What follows is a listing; restate every line of it word for word.

<<<<

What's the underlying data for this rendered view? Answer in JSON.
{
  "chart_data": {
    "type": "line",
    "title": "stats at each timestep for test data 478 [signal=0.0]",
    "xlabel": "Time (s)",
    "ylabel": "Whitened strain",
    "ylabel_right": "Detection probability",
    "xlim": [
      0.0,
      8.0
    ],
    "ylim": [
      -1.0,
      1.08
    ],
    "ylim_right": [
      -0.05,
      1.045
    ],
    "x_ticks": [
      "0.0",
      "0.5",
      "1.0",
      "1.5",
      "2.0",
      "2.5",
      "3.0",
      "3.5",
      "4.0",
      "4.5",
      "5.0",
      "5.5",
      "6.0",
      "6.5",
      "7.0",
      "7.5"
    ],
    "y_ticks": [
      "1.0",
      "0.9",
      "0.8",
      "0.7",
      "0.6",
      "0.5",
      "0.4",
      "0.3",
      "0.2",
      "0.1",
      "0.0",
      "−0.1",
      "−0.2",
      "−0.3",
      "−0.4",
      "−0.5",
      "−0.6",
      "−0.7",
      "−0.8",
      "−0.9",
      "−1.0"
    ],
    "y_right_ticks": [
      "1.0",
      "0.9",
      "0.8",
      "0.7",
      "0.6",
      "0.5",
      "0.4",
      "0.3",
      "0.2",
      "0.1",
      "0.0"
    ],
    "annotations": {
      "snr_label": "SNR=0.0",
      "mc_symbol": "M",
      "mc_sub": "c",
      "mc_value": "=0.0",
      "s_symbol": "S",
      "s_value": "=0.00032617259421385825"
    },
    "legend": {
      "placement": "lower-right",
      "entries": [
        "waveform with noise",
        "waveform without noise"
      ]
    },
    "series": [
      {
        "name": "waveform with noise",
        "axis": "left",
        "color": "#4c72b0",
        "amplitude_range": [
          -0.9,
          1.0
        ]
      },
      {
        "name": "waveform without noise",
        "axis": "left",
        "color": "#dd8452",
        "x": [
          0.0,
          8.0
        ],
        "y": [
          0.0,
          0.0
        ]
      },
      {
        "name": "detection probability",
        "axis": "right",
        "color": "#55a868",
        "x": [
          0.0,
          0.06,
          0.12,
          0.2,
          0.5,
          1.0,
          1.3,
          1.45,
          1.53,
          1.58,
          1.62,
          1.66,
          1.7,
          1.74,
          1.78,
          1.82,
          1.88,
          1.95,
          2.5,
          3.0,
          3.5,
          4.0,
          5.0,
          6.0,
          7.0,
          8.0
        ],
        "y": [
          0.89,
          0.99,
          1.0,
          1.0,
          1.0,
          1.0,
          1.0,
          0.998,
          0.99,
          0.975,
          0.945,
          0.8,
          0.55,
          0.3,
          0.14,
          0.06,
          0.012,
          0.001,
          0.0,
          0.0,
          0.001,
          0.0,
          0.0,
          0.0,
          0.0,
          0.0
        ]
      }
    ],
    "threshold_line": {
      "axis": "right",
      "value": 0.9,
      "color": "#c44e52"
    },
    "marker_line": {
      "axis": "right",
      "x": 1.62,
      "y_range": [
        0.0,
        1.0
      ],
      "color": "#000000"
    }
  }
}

>>>>

__Final result__
What's the underlying data for this rendered view? Answer in JSON.
{
  "chart_data": {
    "type": "line",
    "title": "stats at each timestep for test data 478 [signal=0.0]",
    "xlabel": "Time (s)",
    "ylabel": "Whitened strain",
    "ylabel_right": "Detection probability",
    "xlim": [
      0.0,
      8.0
    ],
    "ylim": [
      -1.0,
      1.08
    ],
    "ylim_right": [
      -0.05,
      1.045
    ],
    "x_ticks": [
      "0.0",
      "0.5",
      "1.0",
      "1.5",
      "2.0",
      "2.5",
      "3.0",
      "3.5",
      "4.0",
      "4.5",
      "5.0",
      "5.5",
      "6.0",
      "6.5",
      "7.0",
      "7.5"
    ],
    "y_ticks": [
      "1.0",
      "0.9",
      "0.8",
      "0.7",
      "0.6",
      "0.5",
      "0.4",
      "0.3",
      "0.2",
      "0.1",
      "0.0",
      "−0.1",
      "−0.2",
      "−0.3",
      "−0.4",
      "−0.5",
      "−0.6",
      "−0.7",
      "−0.8",
      "−0.9",
      "−1.0"
    ],
    "y_right_ticks": [
      "1.0",
      "0.9",
      "0.8",
      "0.7",
      "0.6",
      "0.5",
      "0.4",
      "0.3",
      "0.2",
      "0.1",
      "0.0"
    ],
    "annotations": {
      "snr_label": "SNR=0.0",
      "mc_symbol": "M",
      "mc_sub": "c",
      "mc_value": "=0.0",
      "s_symbol": "S",
      "s_value": "=0.00032617259421385825"
    },
    "legend": {
      "placement": "lower-right",
      "entries": [
        "waveform with noise",
        "waveform without noise"
      ]
    },
    "series": [
      {
        "name": "waveform with noise",
        "axis": "left",
        "color": "#4c72b0",
        "amplitude_range": [
          -0.9,
          1.0
        ]
      },
      {
        "name": "waveform without noise",
        "axis": "left",
        "color": "#dd8452",
        "x": [
          0.0,
          8.0
        ],
        "y": [
          0.0,
          0.0
        ]
      },
      {
        "name": "detection probability",
        "axis": "right",
        "color": "#55a868",
        "x": [
          0.0,
          0.06,
          0.12,
          0.2,
          0.5,
          1.0,
          1.3,
          1.45,
          1.53,
          1.58,
          1.62,
          1.66,
          1.7,
          1.74,
          1.78,
          1.82,
          1.88,
          1.95,
          2.5,
          3.0,
          3.5,
          4.0,
          5.0,
          6.0,
          7.0,
          8.0
        ],
        "y": [
          0.89,
          0.99,
          1.0,
          1.0,
          1.0,
          1.0,
          1.0,
          0.998,
          0.99,
          0.975,
          0.945,
          0.8,
          0.55,
          0.3,
          0.14,
          0.06,
          0.012,
          0.001,
          0.0,
          0.0,
          0.001,
          0.0,
          0.0,
          0.0,
          0.0,
          0.0
        ]
      }
    ],
    "threshold_line": {
      "axis": "right",
      "value": 0.9,
      "color": "#c44e52"
    },
    "marker_line": {
      "axis": "right",
      "x": 1.62,
      "y_range": [
        0.0,
        1.0
      ],
      "color": "#000000"
    }
  }
}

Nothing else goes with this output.